What the task asks: From the listing below, pull out every line where the string "компьютер" appears.

Available records:

<<<<

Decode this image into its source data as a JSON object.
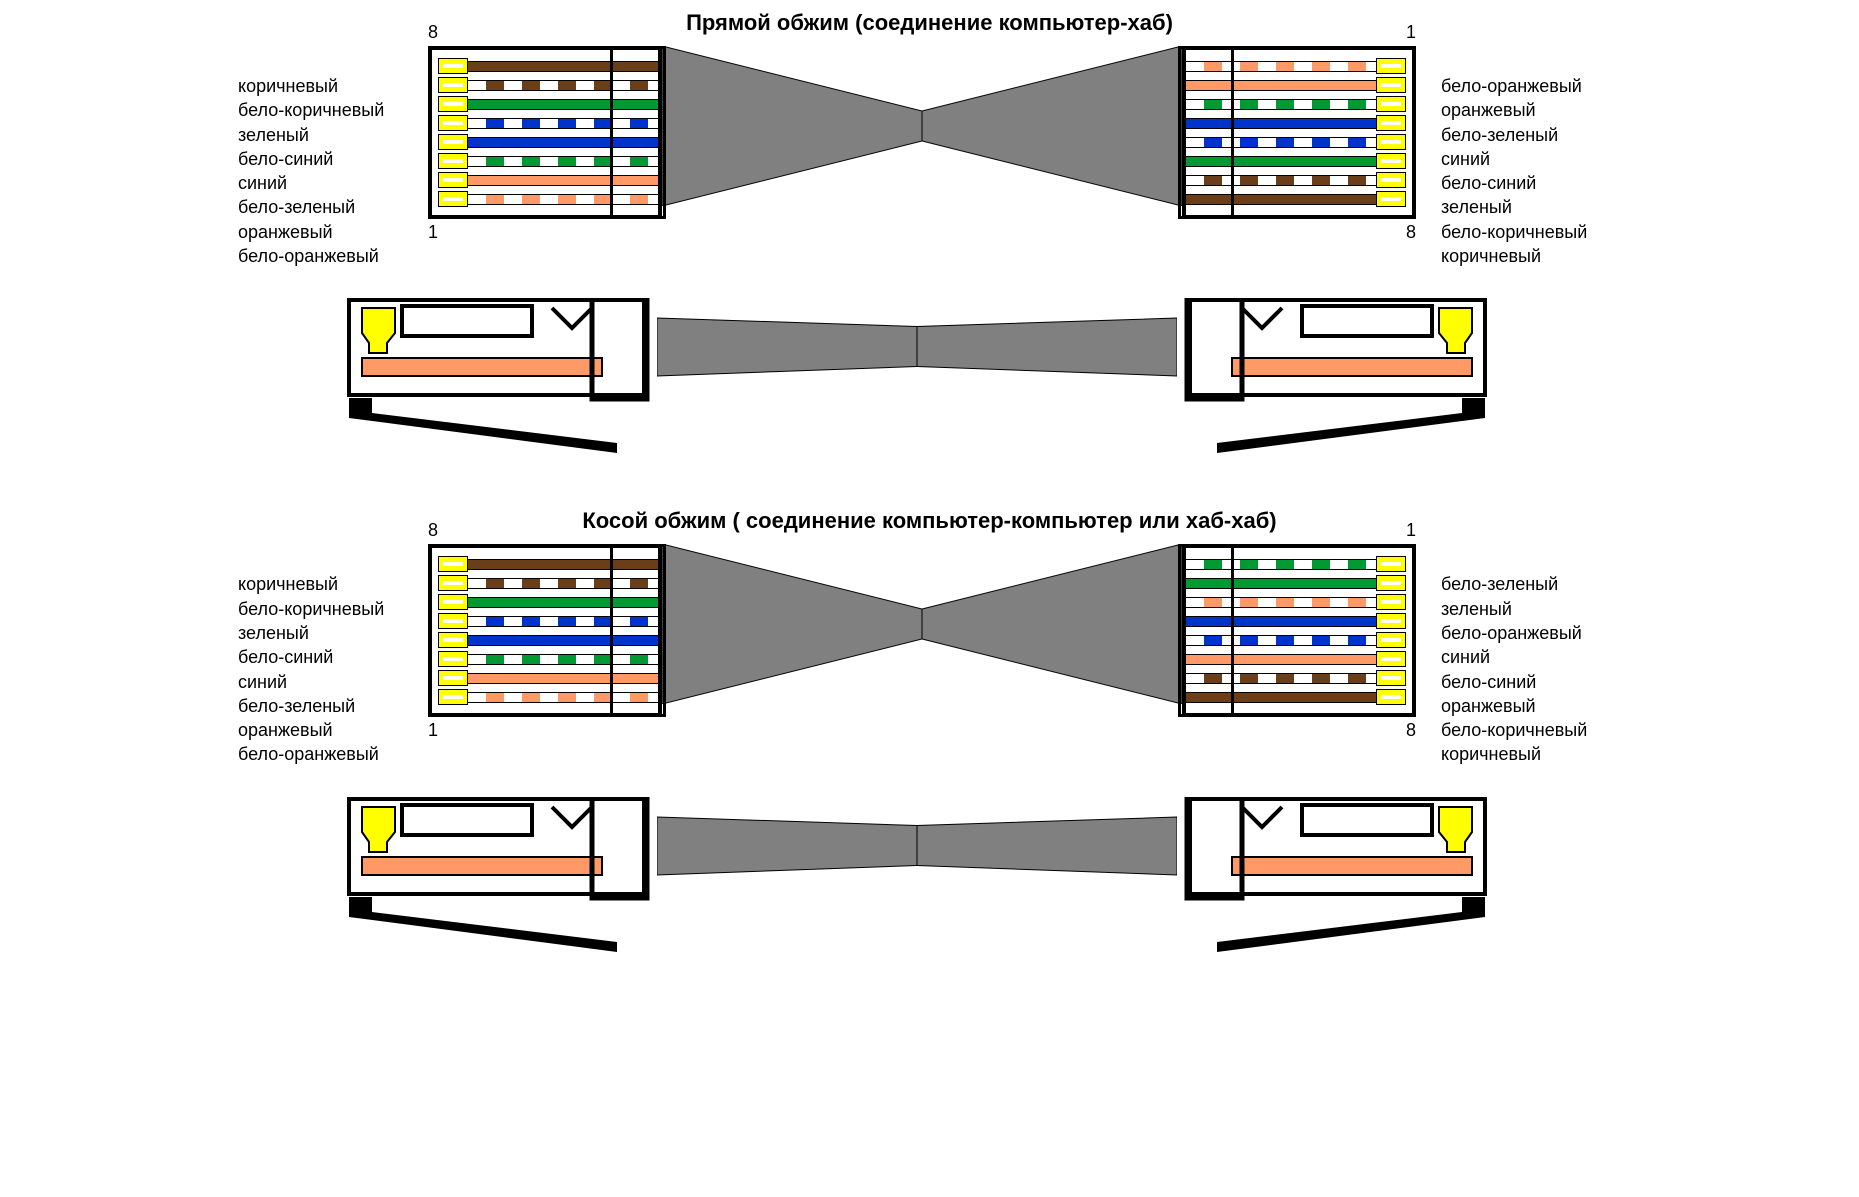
{
  "colors": {
    "brown": "#6b3e1a",
    "white_brown_a": "#ffffff",
    "white_brown_b": "#6b3e1a",
    "green": "#009933",
    "white_blue_a": "#ffffff",
    "white_blue_b": "#0033cc",
    "blue": "#0033cc",
    "white_green_a": "#ffffff",
    "white_green_b": "#009933",
    "orange": "#ff9966",
    "white_orange_a": "#ffffff",
    "white_orange_b": "#ff9966",
    "yellow": "#ffff00",
    "gray": "#808080",
    "black": "#000000",
    "white": "#ffffff"
  },
  "straight": {
    "title": "Прямой обжим (соединение компьютер-хаб)",
    "left_pin_top": "8",
    "left_pin_bottom": "1",
    "right_pin_top": "1",
    "right_pin_bottom": "8",
    "left_labels": [
      "коричневый",
      "бело-коричневый",
      "зеленый",
      "бело-синий",
      "синий",
      "бело-зеленый",
      "оранжевый",
      "бело-оранжевый"
    ],
    "right_labels": [
      "бело-оранжевый",
      "оранжевый",
      "бело-зеленый",
      "синий",
      "бело-синий",
      "зеленый",
      "бело-коричневый",
      "коричневый"
    ],
    "left_wires": [
      {
        "type": "solid",
        "color": "#6b3e1a"
      },
      {
        "type": "striped",
        "a": "#ffffff",
        "b": "#6b3e1a"
      },
      {
        "type": "solid",
        "color": "#009933"
      },
      {
        "type": "striped",
        "a": "#ffffff",
        "b": "#0033cc"
      },
      {
        "type": "solid",
        "color": "#0033cc"
      },
      {
        "type": "striped",
        "a": "#ffffff",
        "b": "#009933"
      },
      {
        "type": "solid",
        "color": "#ff9966"
      },
      {
        "type": "striped",
        "a": "#ffffff",
        "b": "#ff9966"
      }
    ],
    "right_wires": [
      {
        "type": "striped",
        "a": "#ffffff",
        "b": "#ff9966"
      },
      {
        "type": "solid",
        "color": "#ff9966"
      },
      {
        "type": "striped",
        "a": "#ffffff",
        "b": "#009933"
      },
      {
        "type": "solid",
        "color": "#0033cc"
      },
      {
        "type": "striped",
        "a": "#ffffff",
        "b": "#0033cc"
      },
      {
        "type": "solid",
        "color": "#009933"
      },
      {
        "type": "striped",
        "a": "#ffffff",
        "b": "#6b3e1a"
      },
      {
        "type": "solid",
        "color": "#6b3e1a"
      }
    ]
  },
  "crossover": {
    "title": "Косой обжим ( соединение компьютер-компьютер или хаб-хаб)",
    "left_pin_top": "8",
    "left_pin_bottom": "1",
    "right_pin_top": "1",
    "right_pin_bottom": "8",
    "left_labels": [
      "коричневый",
      "бело-коричневый",
      "зеленый",
      "бело-синий",
      "синий",
      "бело-зеленый",
      "оранжевый",
      "бело-оранжевый"
    ],
    "right_labels": [
      "бело-зеленый",
      "зеленый",
      "бело-оранжевый",
      "синий",
      "бело-синий",
      "оранжевый",
      "бело-коричневый",
      "коричневый"
    ],
    "left_wires": [
      {
        "type": "solid",
        "color": "#6b3e1a"
      },
      {
        "type": "striped",
        "a": "#ffffff",
        "b": "#6b3e1a"
      },
      {
        "type": "solid",
        "color": "#009933"
      },
      {
        "type": "striped",
        "a": "#ffffff",
        "b": "#0033cc"
      },
      {
        "type": "solid",
        "color": "#0033cc"
      },
      {
        "type": "striped",
        "a": "#ffffff",
        "b": "#009933"
      },
      {
        "type": "solid",
        "color": "#ff9966"
      },
      {
        "type": "striped",
        "a": "#ffffff",
        "b": "#ff9966"
      }
    ],
    "right_wires": [
      {
        "type": "striped",
        "a": "#ffffff",
        "b": "#009933"
      },
      {
        "type": "solid",
        "color": "#009933"
      },
      {
        "type": "striped",
        "a": "#ffffff",
        "b": "#ff9966"
      },
      {
        "type": "solid",
        "color": "#0033cc"
      },
      {
        "type": "striped",
        "a": "#ffffff",
        "b": "#0033cc"
      },
      {
        "type": "solid",
        "color": "#ff9966"
      },
      {
        "type": "striped",
        "a": "#ffffff",
        "b": "#6b3e1a"
      },
      {
        "type": "solid",
        "color": "#6b3e1a"
      }
    ]
  },
  "layout": {
    "wire_body_width": 190,
    "wire_height": 11,
    "pin_contact_width": 30,
    "connector_border": 4,
    "clamp_width": 50,
    "cable_mid_width": 260,
    "side_wire_color": "#ff9966",
    "font_size_title": 22,
    "font_size_label": 18
  }
}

>>>>

Result:
    "title": "Прямой обжим (соединение компьютер-хаб)",
    "title": "Косой обжим ( соединение компьютер-компьютер или хаб-хаб)",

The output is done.